### Task statement
Would you output the whole listing below, exactly as it reads?

### Task inputs
#####
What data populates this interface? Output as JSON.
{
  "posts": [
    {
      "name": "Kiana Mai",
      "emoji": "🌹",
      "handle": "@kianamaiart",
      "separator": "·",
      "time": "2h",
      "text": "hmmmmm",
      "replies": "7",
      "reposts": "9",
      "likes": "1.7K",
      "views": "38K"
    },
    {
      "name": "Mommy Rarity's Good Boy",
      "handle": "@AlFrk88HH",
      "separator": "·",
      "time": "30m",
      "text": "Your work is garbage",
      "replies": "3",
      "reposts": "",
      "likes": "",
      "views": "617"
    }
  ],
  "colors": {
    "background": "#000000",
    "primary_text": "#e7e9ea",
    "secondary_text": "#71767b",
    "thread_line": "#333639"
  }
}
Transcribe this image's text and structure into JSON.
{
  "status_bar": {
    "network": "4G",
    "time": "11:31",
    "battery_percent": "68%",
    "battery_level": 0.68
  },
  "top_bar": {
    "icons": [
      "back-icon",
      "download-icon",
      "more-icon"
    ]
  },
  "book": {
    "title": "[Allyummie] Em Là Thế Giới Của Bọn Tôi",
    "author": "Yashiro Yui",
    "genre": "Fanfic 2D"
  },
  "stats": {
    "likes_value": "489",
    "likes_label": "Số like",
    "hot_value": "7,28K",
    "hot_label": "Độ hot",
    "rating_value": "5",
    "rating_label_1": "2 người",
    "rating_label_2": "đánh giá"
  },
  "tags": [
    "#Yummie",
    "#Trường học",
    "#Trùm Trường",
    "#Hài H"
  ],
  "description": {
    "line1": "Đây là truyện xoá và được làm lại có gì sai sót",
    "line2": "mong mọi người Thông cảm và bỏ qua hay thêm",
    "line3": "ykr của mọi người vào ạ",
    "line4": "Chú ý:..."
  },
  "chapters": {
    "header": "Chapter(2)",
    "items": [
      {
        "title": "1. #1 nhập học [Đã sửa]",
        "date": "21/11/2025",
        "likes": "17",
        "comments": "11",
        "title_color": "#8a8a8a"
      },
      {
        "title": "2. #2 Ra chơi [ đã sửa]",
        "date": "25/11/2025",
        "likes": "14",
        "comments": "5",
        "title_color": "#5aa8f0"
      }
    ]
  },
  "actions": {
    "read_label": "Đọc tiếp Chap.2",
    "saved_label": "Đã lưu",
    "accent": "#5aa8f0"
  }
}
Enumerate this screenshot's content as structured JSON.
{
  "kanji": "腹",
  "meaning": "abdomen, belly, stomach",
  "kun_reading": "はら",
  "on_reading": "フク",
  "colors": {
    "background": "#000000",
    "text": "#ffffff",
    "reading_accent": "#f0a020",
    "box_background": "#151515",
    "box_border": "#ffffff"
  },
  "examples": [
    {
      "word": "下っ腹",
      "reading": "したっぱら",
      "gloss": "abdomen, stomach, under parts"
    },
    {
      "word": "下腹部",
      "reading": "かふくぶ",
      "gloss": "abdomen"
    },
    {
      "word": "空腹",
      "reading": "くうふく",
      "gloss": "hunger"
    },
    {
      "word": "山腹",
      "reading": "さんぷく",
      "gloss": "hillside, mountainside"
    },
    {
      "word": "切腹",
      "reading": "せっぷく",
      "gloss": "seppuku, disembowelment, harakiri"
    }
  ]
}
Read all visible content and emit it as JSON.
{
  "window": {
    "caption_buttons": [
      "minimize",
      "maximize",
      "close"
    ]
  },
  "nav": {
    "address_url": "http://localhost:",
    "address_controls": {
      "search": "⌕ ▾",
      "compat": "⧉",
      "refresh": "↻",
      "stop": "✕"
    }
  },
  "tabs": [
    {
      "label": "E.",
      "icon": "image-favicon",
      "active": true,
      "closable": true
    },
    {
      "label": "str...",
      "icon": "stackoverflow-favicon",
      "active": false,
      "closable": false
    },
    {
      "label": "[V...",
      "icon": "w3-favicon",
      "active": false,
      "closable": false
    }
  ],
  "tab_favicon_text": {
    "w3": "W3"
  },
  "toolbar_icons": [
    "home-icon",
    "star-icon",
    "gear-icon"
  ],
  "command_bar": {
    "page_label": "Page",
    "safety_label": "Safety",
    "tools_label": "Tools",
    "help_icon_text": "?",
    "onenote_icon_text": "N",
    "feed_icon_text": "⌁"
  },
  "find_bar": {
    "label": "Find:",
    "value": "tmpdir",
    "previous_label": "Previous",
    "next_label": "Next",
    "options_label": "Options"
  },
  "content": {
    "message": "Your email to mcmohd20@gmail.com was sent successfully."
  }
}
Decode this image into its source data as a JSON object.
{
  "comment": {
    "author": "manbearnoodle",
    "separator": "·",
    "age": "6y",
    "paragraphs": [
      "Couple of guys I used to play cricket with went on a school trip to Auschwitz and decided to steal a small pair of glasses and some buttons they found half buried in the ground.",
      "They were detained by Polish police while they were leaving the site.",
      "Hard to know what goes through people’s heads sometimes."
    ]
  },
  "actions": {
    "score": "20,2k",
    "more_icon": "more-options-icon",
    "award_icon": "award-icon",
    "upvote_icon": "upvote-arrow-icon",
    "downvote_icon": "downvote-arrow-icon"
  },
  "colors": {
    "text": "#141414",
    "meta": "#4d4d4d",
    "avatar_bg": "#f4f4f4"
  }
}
#####
### Solution for this problem
What data populates this interface? Output as JSON.
{
  "posts": [
    {
      "name": "Kiana Mai",
      "emoji": "🌹",
      "handle": "@kianamaiart",
      "separator": "·",
      "time": "2h",
      "text": "hmmmmm",
      "replies": "7",
      "reposts": "9",
      "likes": "1.7K",
      "views": "38K"
    },
    {
      "name": "Mommy Rarity's Good Boy",
      "handle": "@AlFrk88HH",
      "separator": "·",
      "time": "30m",
      "text": "Your work is garbage",
      "replies": "3",
      "reposts": "",
      "likes": "",
      "views": "617"
    }
  ],
  "colors": {
    "background": "#000000",
    "primary_text": "#e7e9ea",
    "secondary_text": "#71767b",
    "thread_line": "#333639"
  }
}
Transcribe this image's text and structure into JSON.
{
  "status_bar": {
    "network": "4G",
    "time": "11:31",
    "battery_percent": "68%",
    "battery_level": 0.68
  },
  "top_bar": {
    "icons": [
      "back-icon",
      "download-icon",
      "more-icon"
    ]
  },
  "book": {
    "title": "[Allyummie] Em Là Thế Giới Của Bọn Tôi",
    "author": "Yashiro Yui",
    "genre": "Fanfic 2D"
  },
  "stats": {
    "likes_value": "489",
    "likes_label": "Số like",
    "hot_value": "7,28K",
    "hot_label": "Độ hot",
    "rating_value": "5",
    "rating_label_1": "2 người",
    "rating_label_2": "đánh giá"
  },
  "tags": [
    "#Yummie",
    "#Trường học",
    "#Trùm Trường",
    "#Hài H"
  ],
  "description": {
    "line1": "Đây là truyện xoá và được làm lại có gì sai sót",
    "line2": "mong mọi người Thông cảm và bỏ qua hay thêm",
    "line3": "ykr của mọi người vào ạ",
    "line4": "Chú ý:..."
  },
  "chapters": {
    "header": "Chapter(2)",
    "items": [
      {
        "title": "1. #1 nhập học [Đã sửa]",
        "date": "21/11/2025",
        "likes": "17",
        "comments": "11",
        "title_color": "#8a8a8a"
      },
      {
        "title": "2. #2 Ra chơi [ đã sửa]",
        "date": "25/11/2025",
        "likes": "14",
        "comments": "5",
        "title_color": "#5aa8f0"
      }
    ]
  },
  "actions": {
    "read_label": "Đọc tiếp Chap.2",
    "saved_label": "Đã lưu",
    "accent": "#5aa8f0"
  }
}
Enumerate this screenshot's content as structured JSON.
{
  "kanji": "腹",
  "meaning": "abdomen, belly, stomach",
  "kun_reading": "はら",
  "on_reading": "フク",
  "colors": {
    "background": "#000000",
    "text": "#ffffff",
    "reading_accent": "#f0a020",
    "box_background": "#151515",
    "box_border": "#ffffff"
  },
  "examples": [
    {
      "word": "下っ腹",
      "reading": "したっぱら",
      "gloss": "abdomen, stomach, under parts"
    },
    {
      "word": "下腹部",
      "reading": "かふくぶ",
      "gloss": "abdomen"
    },
    {
      "word": "空腹",
      "reading": "くうふく",
      "gloss": "hunger"
    },
    {
      "word": "山腹",
      "reading": "さんぷく",
      "gloss": "hillside, mountainside"
    },
    {
      "word": "切腹",
      "reading": "せっぷく",
      "gloss": "seppuku, disembowelment, harakiri"
    }
  ]
}
Read all visible content and emit it as JSON.
{
  "window": {
    "caption_buttons": [
      "minimize",
      "maximize",
      "close"
    ]
  },
  "nav": {
    "address_url": "http://localhost:",
    "address_controls": {
      "search": "⌕ ▾",
      "compat": "⧉",
      "refresh": "↻",
      "stop": "✕"
    }
  },
  "tabs": [
    {
      "label": "E.",
      "icon": "image-favicon",
      "active": true,
      "closable": true
    },
    {
      "label": "str...",
      "icon": "stackoverflow-favicon",
      "active": false,
      "closable": false
    },
    {
      "label": "[V...",
      "icon": "w3-favicon",
      "active": false,
      "closable": false
    }
  ],
  "tab_favicon_text": {
    "w3": "W3"
  },
  "toolbar_icons": [
    "home-icon",
    "star-icon",
    "gear-icon"
  ],
  "command_bar": {
    "page_label": "Page",
    "safety_label": "Safety",
    "tools_label": "Tools",
    "help_icon_text": "?",
    "onenote_icon_text": "N",
    "feed_icon_text": "⌁"
  },
  "find_bar": {
    "label": "Find:",
    "value": "tmpdir",
    "previous_label": "Previous",
    "next_label": "Next",
    "options_label": "Options"
  },
  "content": {
    "message": "Your email to mcmohd20@gmail.com was sent successfully."
  }
}
Decode this image into its source data as a JSON object.
{
  "comment": {
    "author": "manbearnoodle",
    "separator": "·",
    "age": "6y",
    "paragraphs": [
      "Couple of guys I used to play cricket with went on a school trip to Auschwitz and decided to steal a small pair of glasses and some buttons they found half buried in the ground.",
      "They were detained by Polish police while they were leaving the site.",
      "Hard to know what goes through people’s heads sometimes."
    ]
  },
  "actions": {
    "score": "20,2k",
    "more_icon": "more-options-icon",
    "award_icon": "award-icon",
    "upvote_icon": "upvote-arrow-icon",
    "downvote_icon": "downvote-arrow-icon"
  },
  "colors": {
    "text": "#141414",
    "meta": "#4d4d4d",
    "avatar_bg": "#f4f4f4"
  }
}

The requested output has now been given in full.